* AIM *
Work through the listing below and count the lines that hold "values". Answer with the number alone.

* PROVIDED ENTRIES *
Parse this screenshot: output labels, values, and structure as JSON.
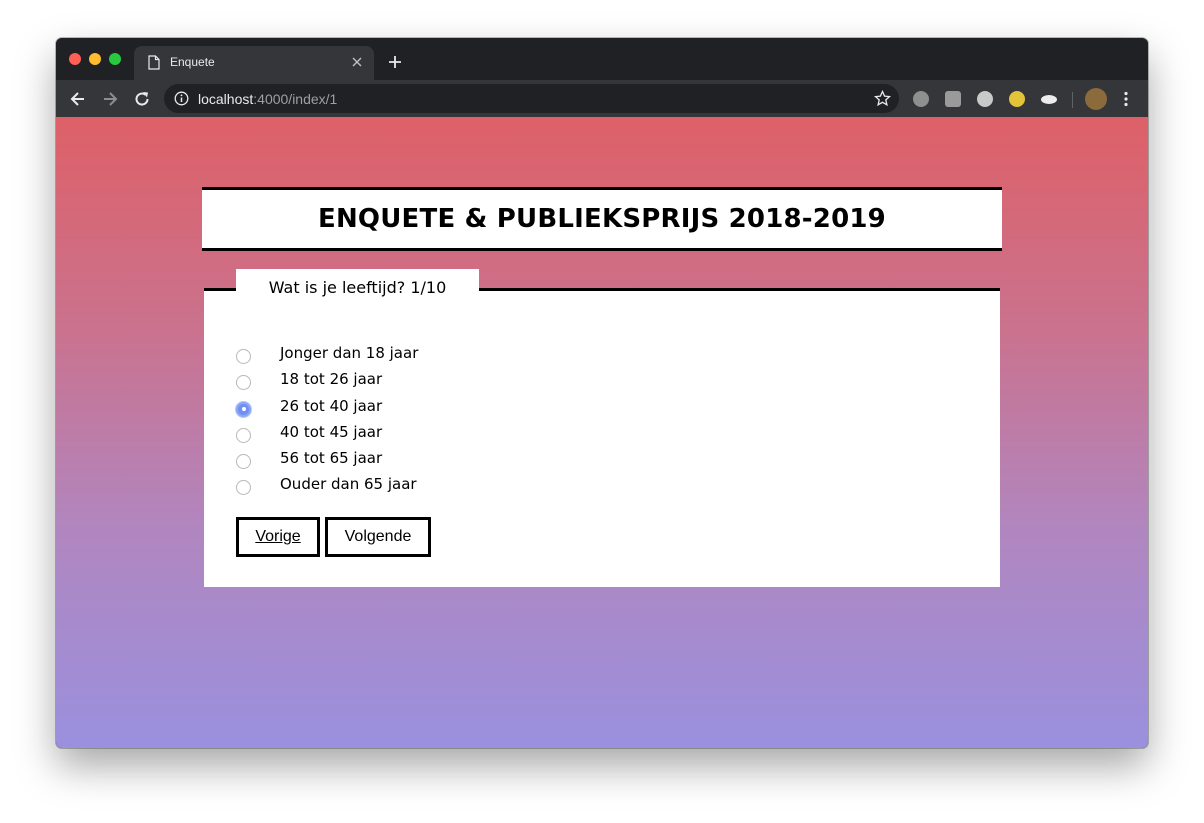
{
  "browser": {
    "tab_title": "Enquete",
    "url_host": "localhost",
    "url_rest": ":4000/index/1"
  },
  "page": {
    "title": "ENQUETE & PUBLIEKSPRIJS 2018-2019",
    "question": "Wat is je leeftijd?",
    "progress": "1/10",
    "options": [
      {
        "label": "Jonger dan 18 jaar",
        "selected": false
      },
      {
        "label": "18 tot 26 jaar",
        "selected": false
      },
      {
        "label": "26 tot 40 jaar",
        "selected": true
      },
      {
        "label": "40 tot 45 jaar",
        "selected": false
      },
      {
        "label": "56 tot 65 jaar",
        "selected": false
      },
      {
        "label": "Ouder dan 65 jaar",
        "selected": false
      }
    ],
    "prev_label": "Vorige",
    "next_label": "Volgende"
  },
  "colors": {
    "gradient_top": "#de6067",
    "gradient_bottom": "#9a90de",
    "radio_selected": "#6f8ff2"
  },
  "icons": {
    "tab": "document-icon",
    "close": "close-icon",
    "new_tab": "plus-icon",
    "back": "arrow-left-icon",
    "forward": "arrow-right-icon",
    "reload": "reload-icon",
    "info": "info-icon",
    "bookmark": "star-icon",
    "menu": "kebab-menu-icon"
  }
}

==

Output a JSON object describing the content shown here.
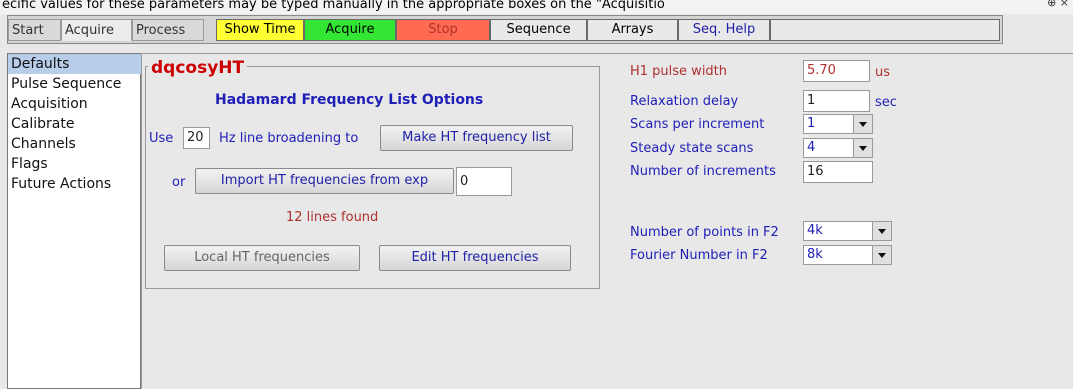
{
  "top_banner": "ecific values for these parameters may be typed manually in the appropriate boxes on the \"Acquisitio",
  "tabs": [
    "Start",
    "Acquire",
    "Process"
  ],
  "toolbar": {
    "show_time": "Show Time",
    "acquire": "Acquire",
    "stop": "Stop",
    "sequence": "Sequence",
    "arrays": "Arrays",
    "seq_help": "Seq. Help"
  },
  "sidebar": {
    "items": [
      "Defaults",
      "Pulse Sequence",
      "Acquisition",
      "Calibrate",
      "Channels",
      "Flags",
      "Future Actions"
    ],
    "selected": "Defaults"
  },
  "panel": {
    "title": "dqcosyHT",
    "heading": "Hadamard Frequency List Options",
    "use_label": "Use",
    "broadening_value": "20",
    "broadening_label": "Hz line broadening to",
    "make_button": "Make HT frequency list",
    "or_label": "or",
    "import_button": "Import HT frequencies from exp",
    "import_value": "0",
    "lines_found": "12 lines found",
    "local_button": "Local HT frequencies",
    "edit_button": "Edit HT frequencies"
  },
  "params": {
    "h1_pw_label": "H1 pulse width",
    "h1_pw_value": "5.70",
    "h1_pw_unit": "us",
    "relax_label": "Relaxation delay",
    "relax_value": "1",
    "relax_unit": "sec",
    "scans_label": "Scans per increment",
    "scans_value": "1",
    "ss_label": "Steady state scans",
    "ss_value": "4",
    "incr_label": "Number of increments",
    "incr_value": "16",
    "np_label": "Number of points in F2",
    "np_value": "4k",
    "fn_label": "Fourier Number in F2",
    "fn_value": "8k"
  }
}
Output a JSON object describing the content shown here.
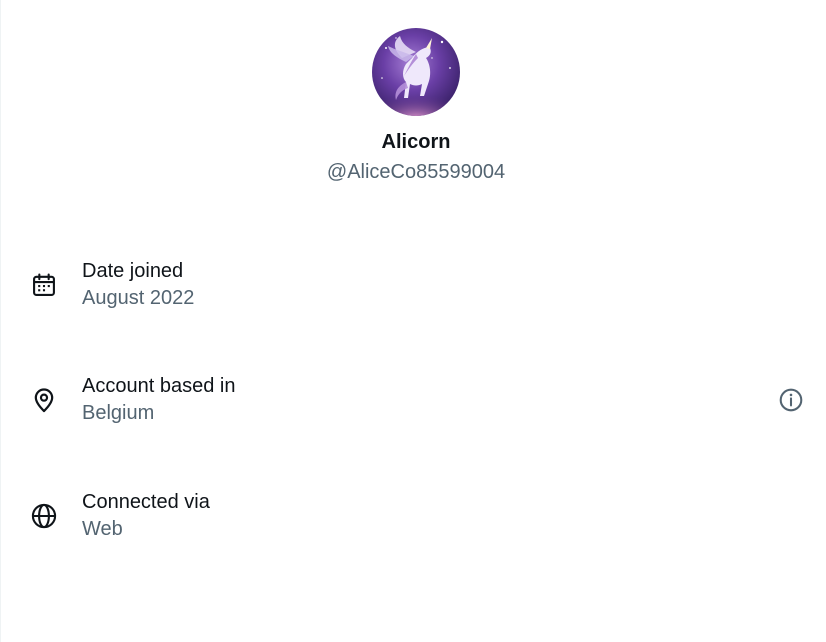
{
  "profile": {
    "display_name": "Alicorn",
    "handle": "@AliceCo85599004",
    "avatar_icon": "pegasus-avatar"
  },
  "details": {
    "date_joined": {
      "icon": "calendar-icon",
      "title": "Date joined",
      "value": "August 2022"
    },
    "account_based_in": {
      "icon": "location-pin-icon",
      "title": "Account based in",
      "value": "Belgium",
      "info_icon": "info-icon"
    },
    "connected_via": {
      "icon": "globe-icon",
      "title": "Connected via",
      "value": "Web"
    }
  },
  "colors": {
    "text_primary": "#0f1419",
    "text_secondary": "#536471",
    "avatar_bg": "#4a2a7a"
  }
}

* ANSWER FOR THIS EXERCISE *
2